**AIM:** Look through the data below. Collect every line where the word "long" occurs.

**DATA SHOWN:**

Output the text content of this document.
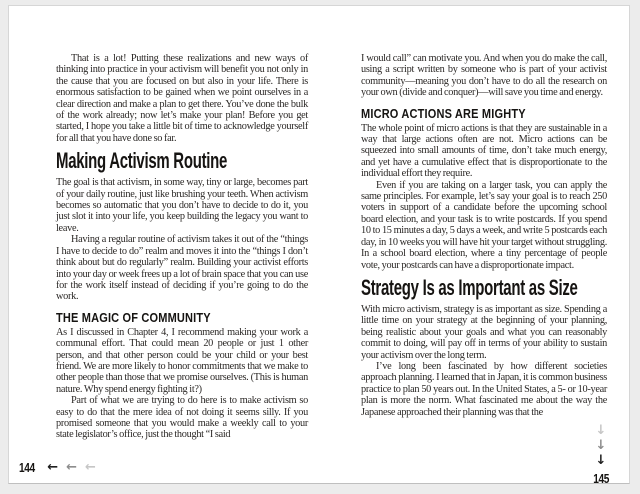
That is a lot! Putting these realizations and new ways of thinking into practice in your activism will benefit you not only in the cause that you are focused on but also in your life. There is enormous satisfaction to be gained when we point ourselves in a clear direction and make a plan to get there. You’ve done the bulk of the work already; now let’s make your plan! Before you get started, I hope you take a little bit of time to acknowledge yourself for all that you have done so far.

Making Activism Routine

The goal is that activism, in some way, tiny or large, becomes part of your daily routine, just like brushing your teeth. When activism becomes so automatic that you don’t have to decide to do it, you just slot it into your life, you keep building the legacy you want to leave.

Having a regular routine of activism takes it out of the “things I have to decide to do” realm and moves it into the “things I don’t think about but do regularly” realm. Building your activist efforts into your day or week frees up a lot of brain space that you can use for the work itself instead of deciding if you’re going to do the work.

THE MAGIC OF COMMUNITY

As I discussed in Chapter 4, I recommend making your work a communal effort. That could mean 20 people or just 1 other person, and that other person could be your child or your best friend. We are more likely to honor commitments that we make to other people than those that we promise ourselves. (This is human nature. Why spend energy fighting it?)

Part of what we are trying to do here is to make activism so easy to do that the mere idea of not doing it seems silly. If you promised someone that you would make a weekly call to your state legislator’s office, just the thought “I said

I would call” can motivate you. And when you do make the call, using a script written by someone who is part of your activist community—meaning you don’t have to do all the research on your own (divide and conquer)—will save you time and energy.

MICRO ACTIONS ARE MIGHTY

The whole point of micro actions is that they are sustainable in a way that large actions often are not. Micro actions can be squeezed into small amounts of time, don’t take much energy, and yet have a cumulative effect that is disproportionate to the individual effort they require.

Even if you are taking on a larger task, you can apply the same principles. For example, let’s say your goal is to reach 250 voters in support of a candidate before the upcoming school board election, and your task is to write postcards. If you spend 10 to 15 minutes a day, 5 days a week, and write 5 postcards each day, in 10 weeks you will have hit your target without struggling. In a school board election, where a tiny percentage of people vote, your postcards can have a disproportionate impact.

Strategy Is as Important as Size

With micro activism, strategy is as important as size. Spending a little time on your strategy at the beginning of your planning, being realistic about your goals and what you can reasonably commit to doing, will pay off in terms of your ability to sustain your activism over the long term.

I’ve long been fascinated by how different societies approach planning. I learned that in Japan, it is common business practice to plan 50 years out. In the United States, a 5- or 10-year plan is more the norm. What fascinated me about the way the Japanese approached their planning was that the

144 ← ← ←
↓
↓
↓
145
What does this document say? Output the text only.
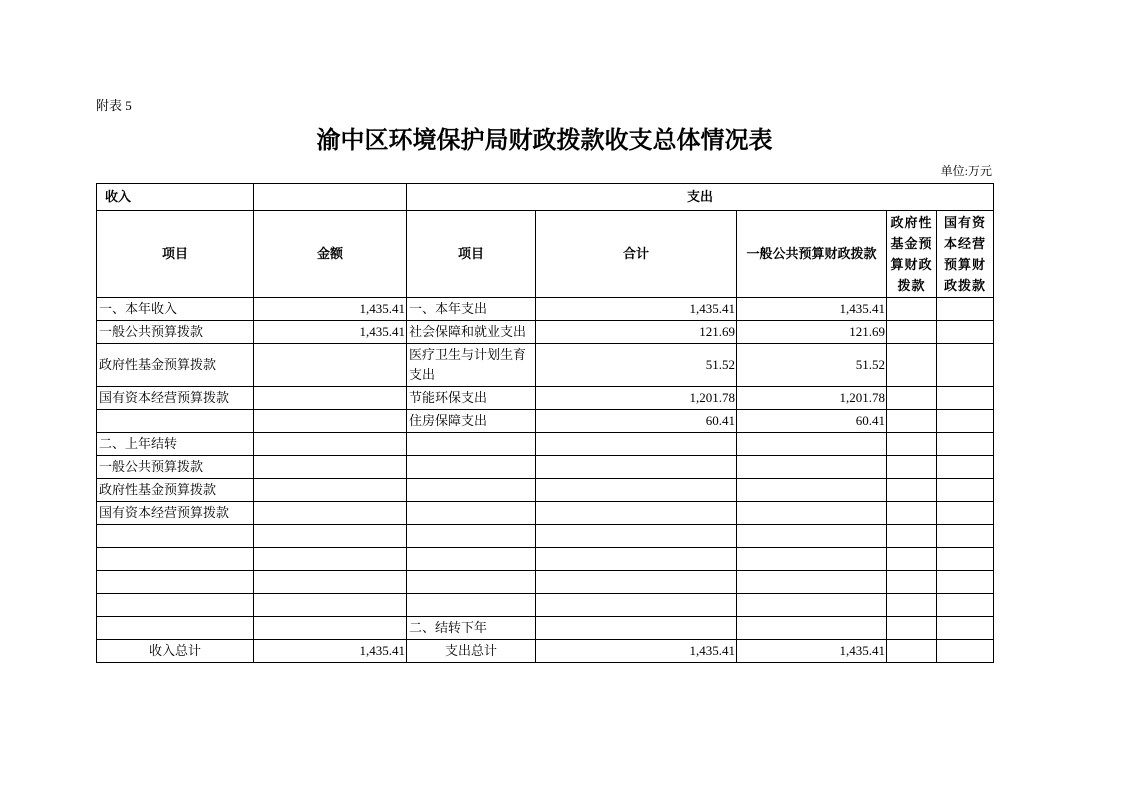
附表 5
渝中区环境保护局财政拨款收支总体情况表
单位:万元
收入		支出				
项目	金额	项目	合计	一般公共预算财政拨款	政府性基金预算财政拨款	国有资本经营预算财政拨款
一、本年收入	1,435.41	一、本年支出	1,435.41	1,435.41		
一般公共预算拨款	1,435.41	社会保障和就业支出	121.69	121.69		
政府性基金预算拨款		医疗卫生与计划生育支出	51.52	51.52		
国有资本经营预算拨款		节能环保支出	1,201.78	1,201.78		
		住房保障支出	60.41	60.41		
二、上年结转						
一般公共预算拨款						
政府性基金预算拨款						
国有资本经营预算拨款						

		二、结转下年				
收入总计	1,435.41	支出总计	1,435.41	1,435.41		
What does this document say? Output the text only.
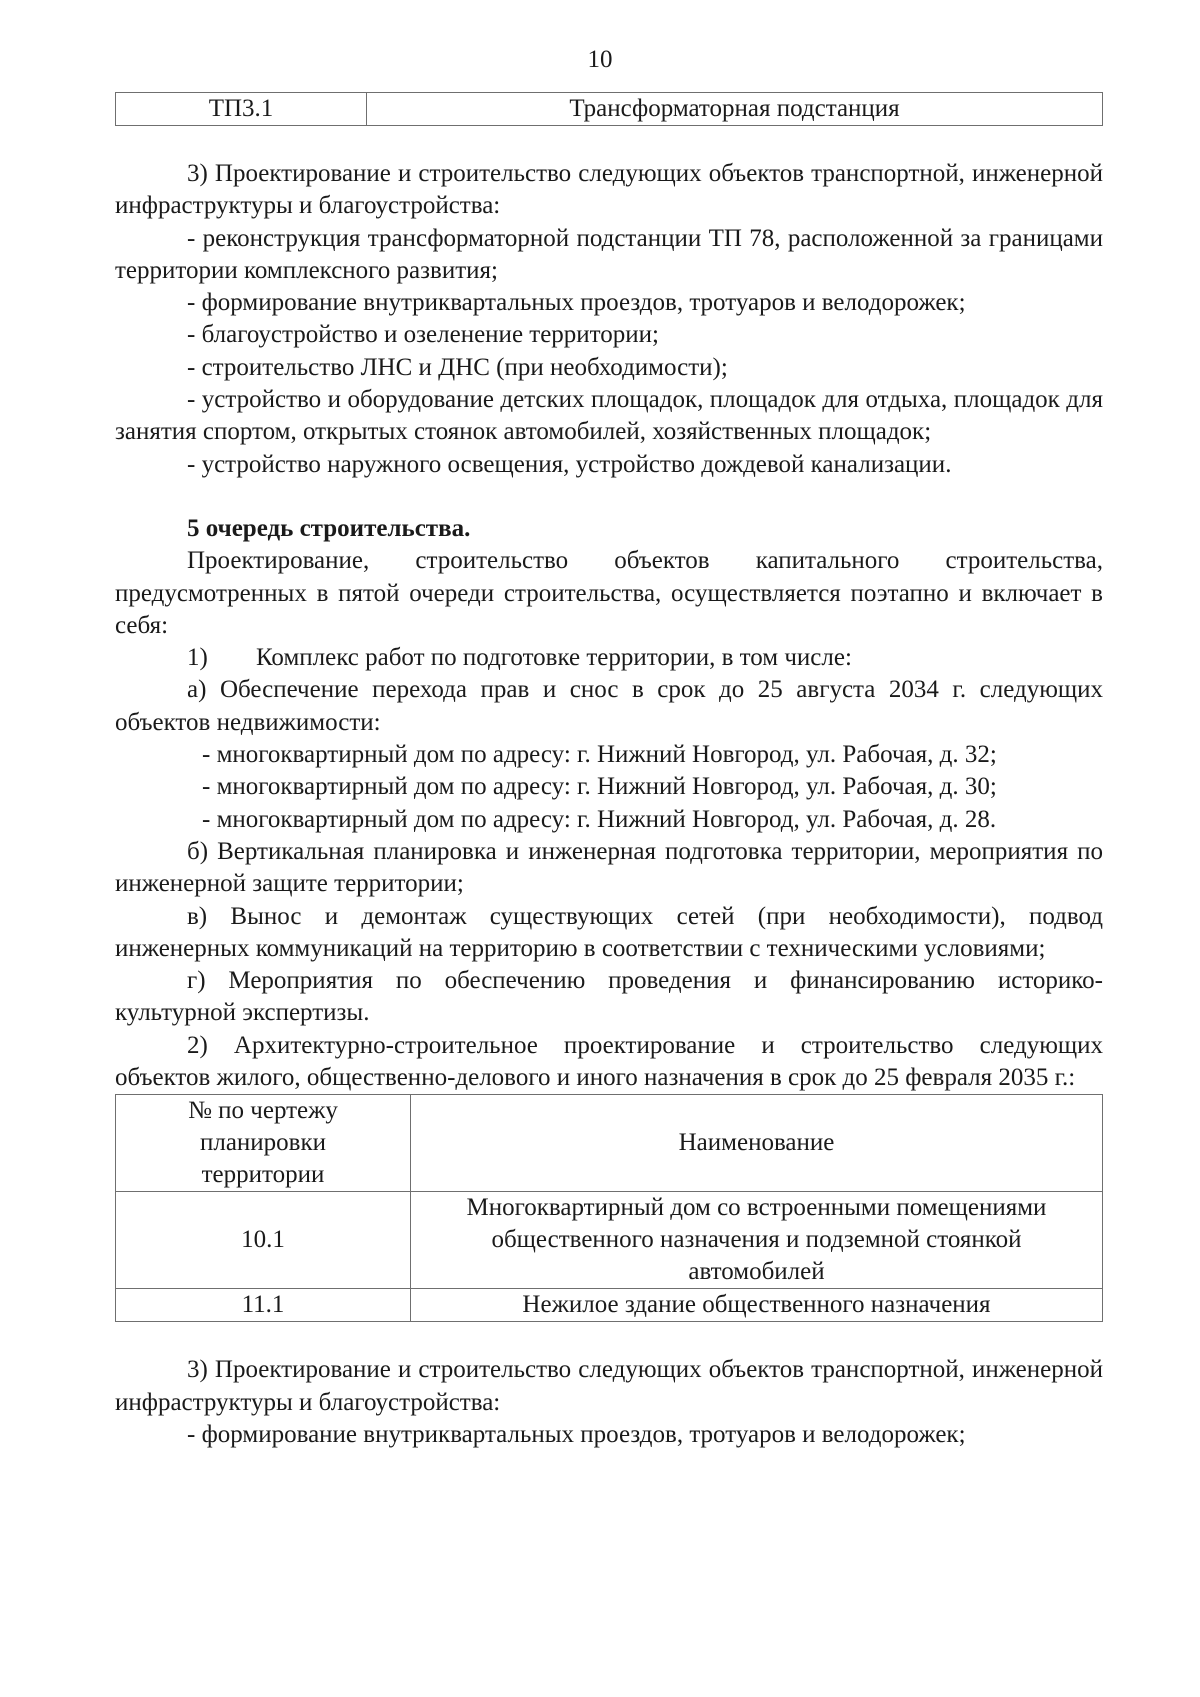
10
ТП3.1	Трансформаторная подстанция

3) Проектирование и строительство следующих объектов транспортной, инженерной инфраструктуры и благоустройства:

- реконструкция трансформаторной подстанции ТП 78, расположенной за границами территории комплексного развития;

- формирование внутриквартальных проездов, тротуаров и велодорожек;

- благоустройство и озеленение территории;

- строительство ЛНС и ДНС (при необходимости);

- устройство и оборудование детских площадок, площадок для отдыха, площадок для занятия спортом, открытых стоянок автомобилей, хозяйственных площадок;

- устройство наружного освещения, устройство дождевой канализации.

5 очередь строительства.

Проектирование, строительство объектов капитального строительства, предусмотренных в пятой очереди строительства, осуществляется поэтапно и включает в себя:

1) Комплекс работ по подготовке территории, в том числе:

а) Обеспечение перехода прав и снос в срок до 25 августа 2034 г. следующих объектов недвижимости:

- многоквартирный дом по адресу: г. Нижний Новгород, ул. Рабочая, д. 32;

- многоквартирный дом по адресу: г. Нижний Новгород, ул. Рабочая, д. 30;

- многоквартирный дом по адресу: г. Нижний Новгород, ул. Рабочая, д. 28.

б) Вертикальная планировка и инженерная подготовка территории, мероприятия по инженерной защите территории;

в) Вынос и демонтаж существующих сетей (при необходимости), подвод инженерных коммуникаций на территорию в соответствии с техническими условиями;

г) Мероприятия по обеспечению проведения и финансированию историко-культурной экспертизы.

2) Архитектурно-строительное проектирование и строительство следующих объектов жилого, общественно-делового и иного назначения в срок до 25 февраля 2035 г.:

№ по чертежу планировки территории	Наименование
10.1	Многоквартирный дом со встроенными помещениями общественного назначения и подземной стоянкой автомобилей
11.1	Нежилое здание общественного назначения

3) Проектирование и строительство следующих объектов транспортной, инженерной инфраструктуры и благоустройства:

- формирование внутриквартальных проездов, тротуаров и велодорожек;
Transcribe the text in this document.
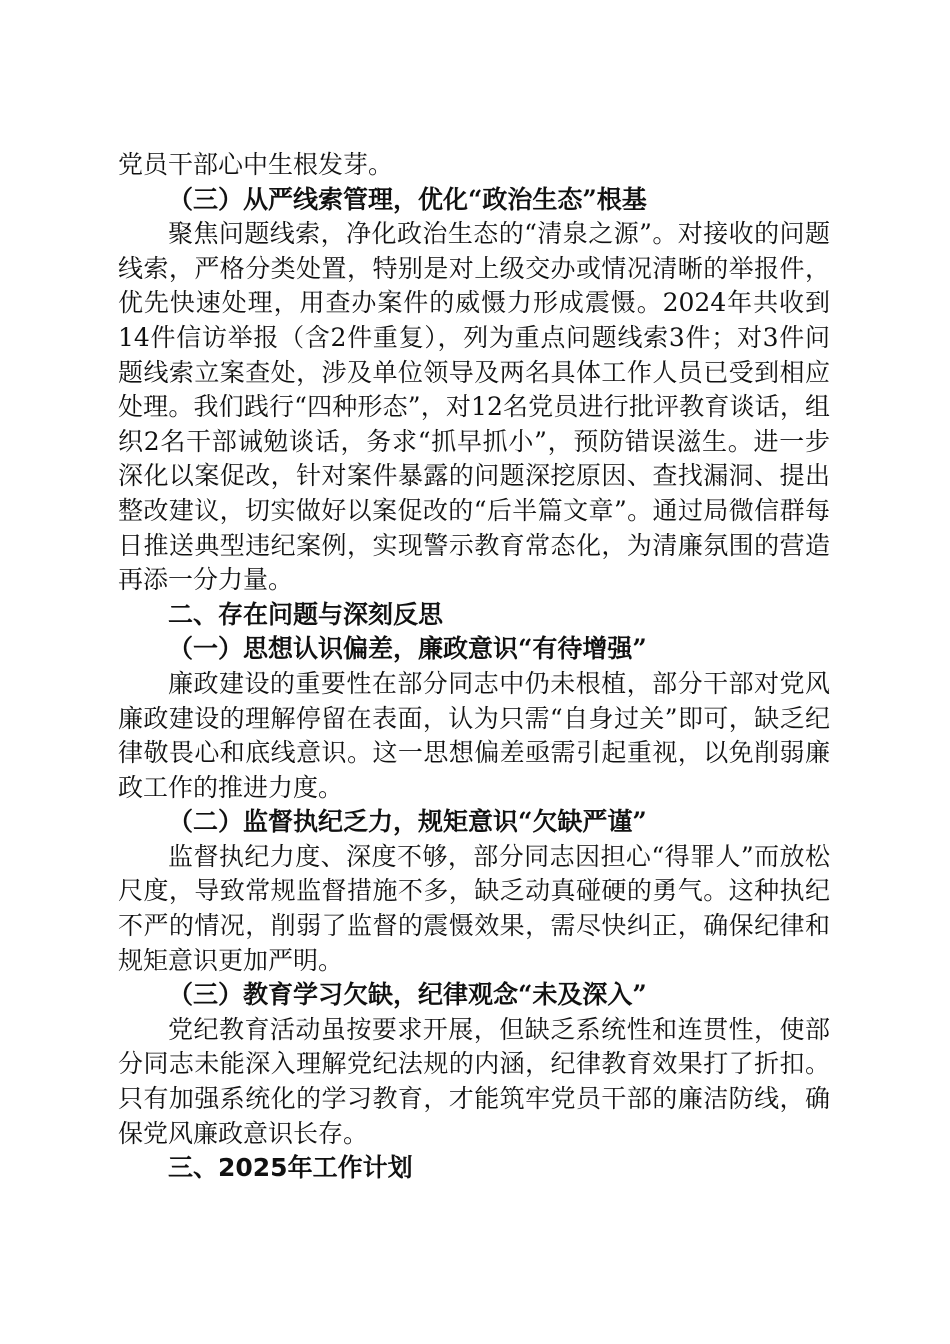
党员干部心中生根发芽。

（三）从严线索管理，优化“政治生态”根基

聚焦问题线索，净化政治生态的“清泉之源”。对接收的问题线索，严格分类处置，特别是对上级交办或情况清晰的举报件，优先快速处理，用查办案件的威慑力形成震慑。2024年共收到14件信访举报（含2件重复），列为重点问题线索3件；对3件问题线索立案查处，涉及单位领导及两名具体工作人员已受到相应处理。我们践行“四种形态”，对12名党员进行批评教育谈话，组织2名干部诫勉谈话，务求“抓早抓小”，预防错误滋生。进一步深化以案促改，针对案件暴露的问题深挖原因、查找漏洞、提出整改建议，切实做好以案促改的“后半篇文章”。通过局微信群每日推送典型违纪案例，实现警示教育常态化，为清廉氛围的营造再添一分力量。

二、存在问题与深刻反思

（一）思想认识偏差，廉政意识“有待增强”

廉政建设的重要性在部分同志中仍未根植，部分干部对党风廉政建设的理解停留在表面，认为只需“自身过关”即可，缺乏纪律敬畏心和底线意识。这一思想偏差亟需引起重视，以免削弱廉政工作的推进力度。

（二）监督执纪乏力，规矩意识“欠缺严谨”

监督执纪力度、深度不够，部分同志因担心“得罪人”而放松尺度，导致常规监督措施不多，缺乏动真碰硬的勇气。这种执纪不严的情况，削弱了监督的震慑效果，需尽快纠正，确保纪律和规矩意识更加严明。

（三）教育学习欠缺，纪律观念“未及深入”

党纪教育活动虽按要求开展，但缺乏系统性和连贯性，使部分同志未能深入理解党纪法规的内涵，纪律教育效果打了折扣。只有加强系统化的学习教育，才能筑牢党员干部的廉洁防线，确保党风廉政意识长存。

三、2025年工作计划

**FULL SOLUTION:**
With micro activism, strategy is as important as size. Spending a little time on your strategy at the beginning of your planning, being realistic about your goals and what you can reasonably commit to doing, will pay off in terms of your ability to sustain your activism over the long term.
I’ve long been fascinated by how different societies approach planning. I learned that in Japan, it is common business practice to plan 50 years out. In the United States, a 5- or 10-year plan is more the norm. What fascinated me about the way the Japanese approached their planning was that the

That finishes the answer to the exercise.